**Problem description:**
Transcribe all the entries word for word, but omit the images.

Start Data in this exercise

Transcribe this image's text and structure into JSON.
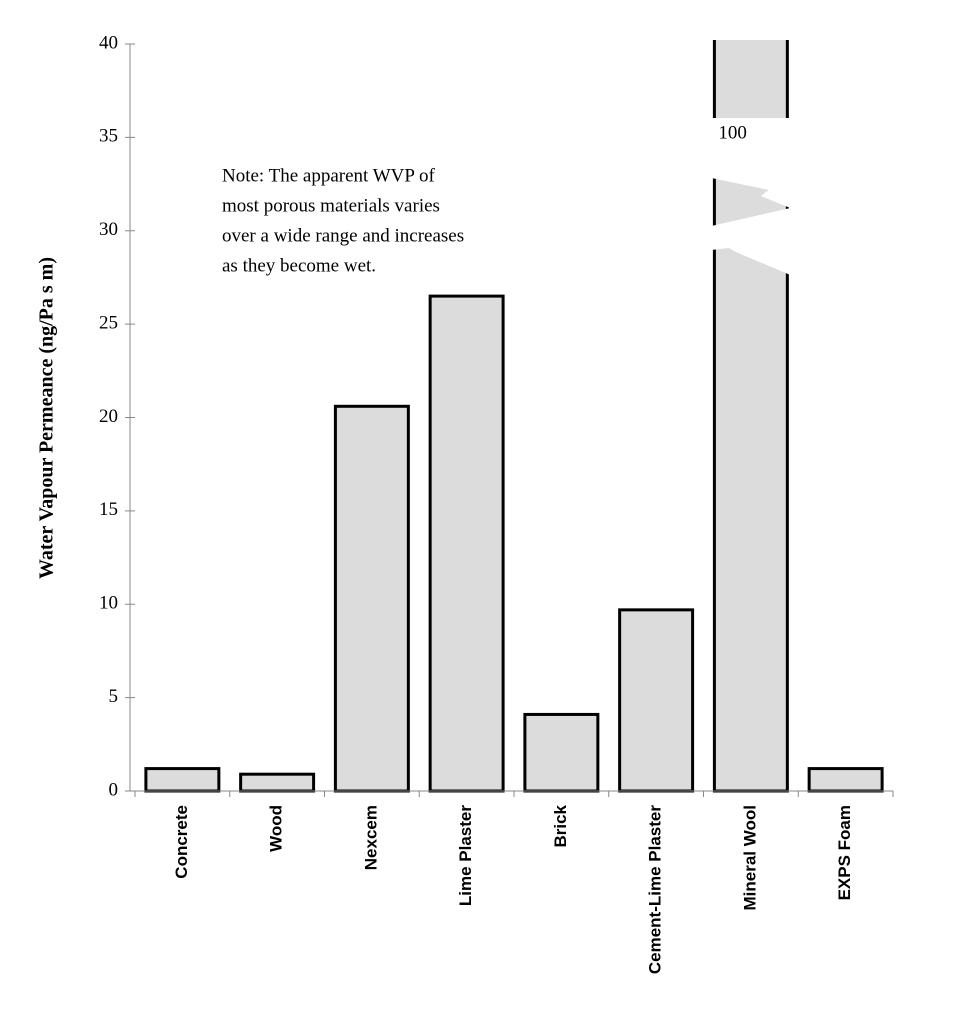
{
  "chart_data": {
    "type": "bar",
    "y_label": "Water Vapour Permeance (ng/Pa s m)",
    "annotation": [
      "Note: The apparent WVP of",
      "most porous materials varies",
      "over a wide range and increases",
      "as they become wet."
    ],
    "categories": [
      "Concrete",
      "Wood",
      "Nexcem",
      "Lime Plaster",
      "Brick",
      "Cement-Lime Plaster",
      "Mineral Wool",
      "EXPS Foam"
    ],
    "values": [
      1.2,
      0.9,
      20.6,
      26.5,
      4.1,
      9.7,
      100,
      1.2
    ],
    "value_labels": [
      null,
      null,
      null,
      null,
      null,
      null,
      "100",
      null
    ],
    "color": "#dcdcdc",
    "ylim": [
      0,
      40
    ],
    "yticks": [
      0,
      5,
      10,
      15,
      20,
      25,
      30,
      35,
      40
    ],
    "grid": false
  }
}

End Data in this exercise

**Exercise result:**
Transcribe this image's text and structure into JSON.
{
  "chart_data": {
    "type": "bar",
    "y_label": "Water Vapour Permeance (ng/Pa s m)",
    "annotation": [
      "Note: The apparent WVP of",
      "most porous materials varies",
      "over a wide range and increases",
      "as they become wet."
    ],
    "categories": [
      "Concrete",
      "Wood",
      "Nexcem",
      "Lime Plaster",
      "Brick",
      "Cement-Lime Plaster",
      "Mineral Wool",
      "EXPS Foam"
    ],
    "values": [
      1.2,
      0.9,
      20.6,
      26.5,
      4.1,
      9.7,
      100,
      1.2
    ],
    "value_labels": [
      null,
      null,
      null,
      null,
      null,
      null,
      "100",
      null
    ],
    "color": "#dcdcdc",
    "ylim": [
      0,
      40
    ],
    "yticks": [
      0,
      5,
      10,
      15,
      20,
      25,
      30,
      35,
      40
    ],
    "grid": false
  }
}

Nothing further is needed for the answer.